Produce the listing below again, exactly as shown.

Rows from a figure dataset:
----

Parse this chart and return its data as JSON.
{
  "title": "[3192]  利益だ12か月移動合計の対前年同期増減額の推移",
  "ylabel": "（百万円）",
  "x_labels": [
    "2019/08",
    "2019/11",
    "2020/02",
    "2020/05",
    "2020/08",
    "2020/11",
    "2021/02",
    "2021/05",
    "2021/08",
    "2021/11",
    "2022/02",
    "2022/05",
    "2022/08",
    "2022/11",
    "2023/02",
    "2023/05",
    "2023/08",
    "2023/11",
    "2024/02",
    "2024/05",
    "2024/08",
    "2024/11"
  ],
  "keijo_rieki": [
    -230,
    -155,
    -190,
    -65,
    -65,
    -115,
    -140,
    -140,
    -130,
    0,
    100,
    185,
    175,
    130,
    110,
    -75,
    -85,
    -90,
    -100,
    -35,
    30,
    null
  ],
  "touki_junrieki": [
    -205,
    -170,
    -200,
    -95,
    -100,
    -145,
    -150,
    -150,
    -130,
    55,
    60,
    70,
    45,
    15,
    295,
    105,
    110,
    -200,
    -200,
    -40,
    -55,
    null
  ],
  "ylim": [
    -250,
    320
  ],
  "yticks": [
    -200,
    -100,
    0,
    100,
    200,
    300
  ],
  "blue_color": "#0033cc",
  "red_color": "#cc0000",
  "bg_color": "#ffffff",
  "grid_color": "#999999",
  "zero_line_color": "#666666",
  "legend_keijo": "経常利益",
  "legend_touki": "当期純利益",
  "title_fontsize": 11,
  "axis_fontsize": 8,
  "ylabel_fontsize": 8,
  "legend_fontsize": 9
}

----

Output:
Parse this chart and return its data as JSON.
{
  "title": "[3192]  利益だ12か月移動合計の対前年同期増減額の推移",
  "ylabel": "（百万円）",
  "x_labels": [
    "2019/08",
    "2019/11",
    "2020/02",
    "2020/05",
    "2020/08",
    "2020/11",
    "2021/02",
    "2021/05",
    "2021/08",
    "2021/11",
    "2022/02",
    "2022/05",
    "2022/08",
    "2022/11",
    "2023/02",
    "2023/05",
    "2023/08",
    "2023/11",
    "2024/02",
    "2024/05",
    "2024/08",
    "2024/11"
  ],
  "keijo_rieki": [
    -230,
    -155,
    -190,
    -65,
    -65,
    -115,
    -140,
    -140,
    -130,
    0,
    100,
    185,
    175,
    130,
    110,
    -75,
    -85,
    -90,
    -100,
    -35,
    30,
    null
  ],
  "touki_junrieki": [
    -205,
    -170,
    -200,
    -95,
    -100,
    -145,
    -150,
    -150,
    -130,
    55,
    60,
    70,
    45,
    15,
    295,
    105,
    110,
    -200,
    -200,
    -40,
    -55,
    null
  ],
  "ylim": [
    -250,
    320
  ],
  "yticks": [
    -200,
    -100,
    0,
    100,
    200,
    300
  ],
  "blue_color": "#0033cc",
  "red_color": "#cc0000",
  "bg_color": "#ffffff",
  "grid_color": "#999999",
  "zero_line_color": "#666666",
  "legend_keijo": "経常利益",
  "legend_touki": "当期純利益",
  "title_fontsize": 11,
  "axis_fontsize": 8,
  "ylabel_fontsize": 8,
  "legend_fontsize": 9
}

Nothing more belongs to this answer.